(WHAT IS BEING ASKED)
Take every line where the string "marker" appears and copy it.

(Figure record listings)
______
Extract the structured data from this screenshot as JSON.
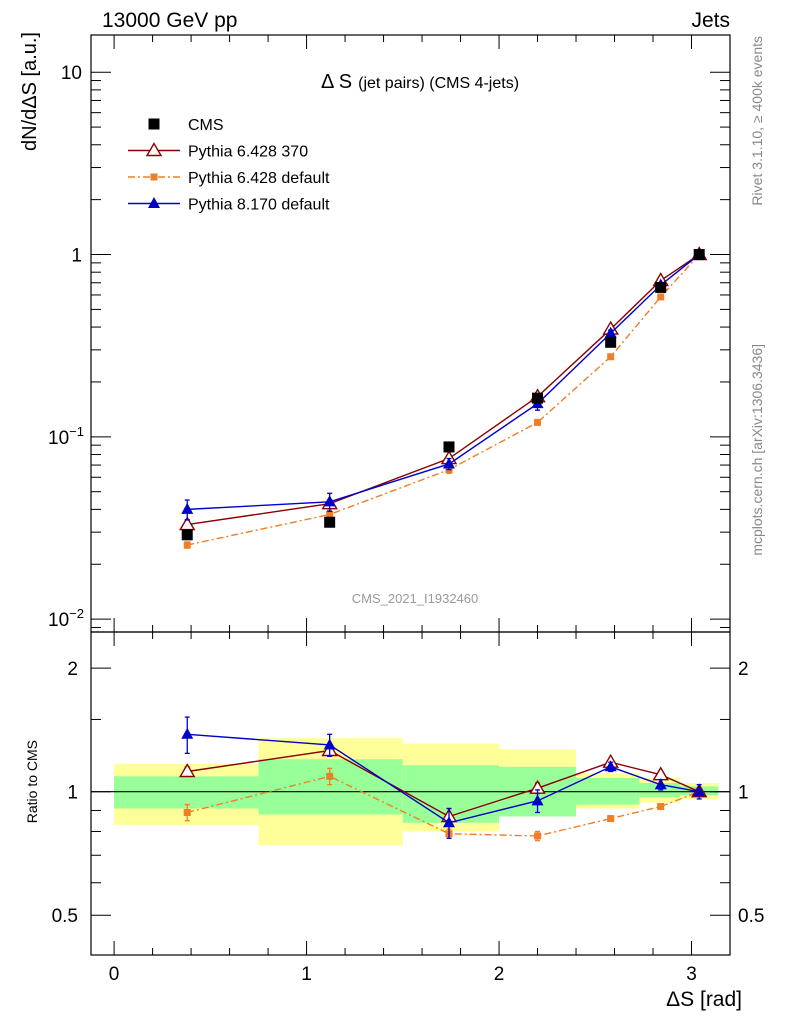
{
  "header": {
    "left": "13000 GeV pp",
    "right": "Jets"
  },
  "side_labels": {
    "rivet": "Rivet 3.1.10, ≥ 400k events",
    "mcplots": "mcplots.cern.ch [arXiv:1306.3436]"
  },
  "chart_data": [
    {
      "type": "line",
      "panel": "main",
      "title_main": "Δ S",
      "title_sub": "(jet pairs) (CMS 4-jets)",
      "watermark": "CMS_2021_I1932460",
      "ylabel": "dN/dΔS [a.u.]",
      "yscale": "log",
      "ylim": [
        0.0085,
        16
      ],
      "xlim": [
        -0.12,
        3.2
      ],
      "yticklabels": [
        {
          "value": 0.01,
          "base": "10",
          "exp": "−2"
        },
        {
          "value": 0.1,
          "base": "10",
          "exp": "−1"
        },
        {
          "value": 1,
          "base": "1",
          "exp": ""
        },
        {
          "value": 10,
          "base": "10",
          "exp": ""
        }
      ],
      "legend_position": "top-left",
      "series": [
        {
          "name": "CMS",
          "marker": "square",
          "color": "#000000",
          "x": [
            0.38,
            1.12,
            1.74,
            2.2,
            2.58,
            2.84,
            3.04
          ],
          "y": [
            0.029,
            0.034,
            0.088,
            0.163,
            0.33,
            0.66,
            1.0
          ]
        },
        {
          "name": "Pythia 6.428 370",
          "marker": "open-triangle",
          "color": "#8b0000",
          "x": [
            0.38,
            1.12,
            1.74,
            2.2,
            2.58,
            2.84,
            3.04
          ],
          "y": [
            0.033,
            0.043,
            0.076,
            0.166,
            0.39,
            0.72,
            1.0
          ],
          "yerr": [
            0.002,
            0.002,
            0.003,
            0.005,
            0.008,
            0.012,
            0.0
          ]
        },
        {
          "name": "Pythia 6.428 default",
          "marker": "small-square",
          "style": "dash-dot",
          "color": "#f07e26",
          "x": [
            0.38,
            1.12,
            1.74,
            2.2,
            2.58,
            2.84,
            3.04
          ],
          "y": [
            0.0255,
            0.0375,
            0.066,
            0.12,
            0.275,
            0.585,
            1.0
          ],
          "yerr": [
            0.001,
            0.002,
            0.003,
            0.004,
            0.006,
            0.01,
            0.0
          ]
        },
        {
          "name": "Pythia 8.170 default",
          "marker": "triangle",
          "color": "#0000cc",
          "x": [
            0.38,
            1.12,
            1.74,
            2.2,
            2.58,
            2.84,
            3.04
          ],
          "y": [
            0.04,
            0.044,
            0.071,
            0.152,
            0.37,
            0.68,
            1.0
          ],
          "yerr": [
            0.005,
            0.005,
            0.005,
            0.012,
            0.015,
            0.02,
            0.0
          ]
        }
      ]
    },
    {
      "type": "line",
      "panel": "ratio",
      "ylabel": "Ratio to CMS",
      "xlabel": "ΔS [rad]",
      "yscale": "log",
      "ylim": [
        0.4,
        2.45
      ],
      "xlim": [
        -0.12,
        3.2
      ],
      "xticks": [
        0,
        1,
        2,
        3
      ],
      "xticklabels": [
        "0",
        "1",
        "2",
        "3"
      ],
      "yticks": [
        0.5,
        1,
        2
      ],
      "yticklabels": [
        "0.5",
        "1",
        "2"
      ],
      "reference_line": 1,
      "bands": {
        "bin_edges": [
          0,
          0.75,
          1.5,
          2.0,
          2.4,
          2.73,
          2.94,
          3.14
        ],
        "inner": [
          [
            0.91,
            1.09
          ],
          [
            0.88,
            1.2
          ],
          [
            0.84,
            1.16
          ],
          [
            0.87,
            1.15
          ],
          [
            0.93,
            1.08
          ],
          [
            0.97,
            1.05
          ],
          [
            0.98,
            1.03
          ]
        ],
        "outer": [
          [
            0.83,
            1.17
          ],
          [
            0.74,
            1.35
          ],
          [
            0.8,
            1.31
          ],
          [
            0.87,
            1.27
          ],
          [
            0.91,
            1.11
          ],
          [
            0.94,
            1.08
          ],
          [
            0.96,
            1.05
          ]
        ],
        "inner_color": "#99ff99",
        "outer_color": "#ffff99"
      },
      "series": [
        {
          "name": "Pythia 6.428 370",
          "color": "#8b0000",
          "x": [
            0.38,
            1.12,
            1.74,
            2.2,
            2.58,
            2.84,
            3.04
          ],
          "y": [
            1.12,
            1.26,
            0.87,
            1.02,
            1.18,
            1.1,
            1.0
          ],
          "yerr": [
            0.03,
            0.04,
            0.04,
            0.03,
            0.02,
            0.02,
            0.02
          ]
        },
        {
          "name": "Pythia 6.428 default",
          "color": "#f07e26",
          "x": [
            0.38,
            1.12,
            1.74,
            2.2,
            2.58,
            2.84,
            3.04
          ],
          "y": [
            0.89,
            1.09,
            0.79,
            0.78,
            0.86,
            0.92,
            1.0
          ],
          "yerr": [
            0.04,
            0.05,
            0.02,
            0.02,
            0.01,
            0.01,
            0.01
          ]
        },
        {
          "name": "Pythia 8.170 default",
          "color": "#0000cc",
          "x": [
            0.38,
            1.12,
            1.74,
            2.2,
            2.58,
            2.84,
            3.04
          ],
          "y": [
            1.38,
            1.3,
            0.84,
            0.95,
            1.15,
            1.04,
            1.0
          ],
          "yerr": [
            0.14,
            0.08,
            0.07,
            0.06,
            0.03,
            0.03,
            0.04
          ]
        }
      ]
    }
  ]
}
______
(RESPONSE TO THIS TASK)
          "marker": "square",
          "marker": "open-triangle",
          "marker": "small-square",
          "marker": "triangle",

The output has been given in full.